= Prompt =
Copy out each line of the records that contains the string "section", leaving out all the others.
-- Start Entries --
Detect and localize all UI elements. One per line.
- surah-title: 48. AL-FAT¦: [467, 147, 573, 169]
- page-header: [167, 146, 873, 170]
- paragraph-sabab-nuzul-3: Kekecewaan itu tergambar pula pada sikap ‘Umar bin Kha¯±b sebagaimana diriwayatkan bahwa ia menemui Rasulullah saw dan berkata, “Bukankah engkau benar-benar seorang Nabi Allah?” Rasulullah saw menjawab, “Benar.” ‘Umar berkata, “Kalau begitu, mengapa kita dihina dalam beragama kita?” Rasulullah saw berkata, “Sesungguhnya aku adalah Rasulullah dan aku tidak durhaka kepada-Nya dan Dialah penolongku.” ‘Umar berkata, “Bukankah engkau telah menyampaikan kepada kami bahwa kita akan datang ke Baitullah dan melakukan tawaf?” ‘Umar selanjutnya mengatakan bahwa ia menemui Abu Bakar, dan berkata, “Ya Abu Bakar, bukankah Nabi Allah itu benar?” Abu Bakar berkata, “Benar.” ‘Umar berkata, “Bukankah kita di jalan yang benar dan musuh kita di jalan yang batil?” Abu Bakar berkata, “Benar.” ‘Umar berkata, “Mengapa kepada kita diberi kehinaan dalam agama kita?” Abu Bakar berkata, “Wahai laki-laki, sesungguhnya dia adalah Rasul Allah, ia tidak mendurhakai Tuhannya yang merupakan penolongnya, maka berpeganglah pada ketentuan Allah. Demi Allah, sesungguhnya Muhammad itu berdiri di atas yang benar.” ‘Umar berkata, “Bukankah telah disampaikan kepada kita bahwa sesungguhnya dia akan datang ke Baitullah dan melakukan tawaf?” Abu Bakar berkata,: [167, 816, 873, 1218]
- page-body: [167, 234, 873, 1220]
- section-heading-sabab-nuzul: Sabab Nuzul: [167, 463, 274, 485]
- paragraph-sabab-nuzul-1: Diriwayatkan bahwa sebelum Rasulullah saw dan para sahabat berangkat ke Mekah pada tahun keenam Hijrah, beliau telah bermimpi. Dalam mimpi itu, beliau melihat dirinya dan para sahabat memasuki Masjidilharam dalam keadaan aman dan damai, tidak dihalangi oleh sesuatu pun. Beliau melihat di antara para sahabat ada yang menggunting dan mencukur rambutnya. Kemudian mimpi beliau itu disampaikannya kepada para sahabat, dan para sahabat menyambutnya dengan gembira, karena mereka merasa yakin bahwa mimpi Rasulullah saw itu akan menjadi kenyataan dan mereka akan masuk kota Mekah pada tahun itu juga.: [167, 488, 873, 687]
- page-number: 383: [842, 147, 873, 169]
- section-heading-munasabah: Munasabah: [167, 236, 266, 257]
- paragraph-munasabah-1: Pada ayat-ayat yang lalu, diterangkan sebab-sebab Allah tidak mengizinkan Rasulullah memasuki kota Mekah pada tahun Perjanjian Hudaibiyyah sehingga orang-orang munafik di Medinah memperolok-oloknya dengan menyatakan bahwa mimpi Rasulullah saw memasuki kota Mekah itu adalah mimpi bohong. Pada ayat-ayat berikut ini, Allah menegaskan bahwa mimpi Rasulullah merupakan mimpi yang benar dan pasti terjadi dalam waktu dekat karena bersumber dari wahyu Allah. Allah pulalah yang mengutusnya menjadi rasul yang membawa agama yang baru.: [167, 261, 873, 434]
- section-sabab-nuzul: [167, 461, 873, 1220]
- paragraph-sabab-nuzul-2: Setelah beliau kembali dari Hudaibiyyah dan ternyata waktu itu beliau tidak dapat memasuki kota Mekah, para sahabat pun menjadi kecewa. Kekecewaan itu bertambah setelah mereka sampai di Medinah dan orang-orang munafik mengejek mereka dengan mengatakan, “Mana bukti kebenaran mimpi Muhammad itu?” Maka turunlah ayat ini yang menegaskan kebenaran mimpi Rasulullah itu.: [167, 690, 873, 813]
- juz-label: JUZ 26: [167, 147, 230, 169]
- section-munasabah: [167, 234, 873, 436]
-- End Entries --
= Task result =
- section-heading-sabab-nuzul: Sabab Nuzul: [167, 463, 274, 485]
- section-heading-munasabah: Munasabah: [167, 236, 266, 257]
- section-sabab-nuzul: [167, 461, 873, 1220]
- section-munasabah: [167, 234, 873, 436]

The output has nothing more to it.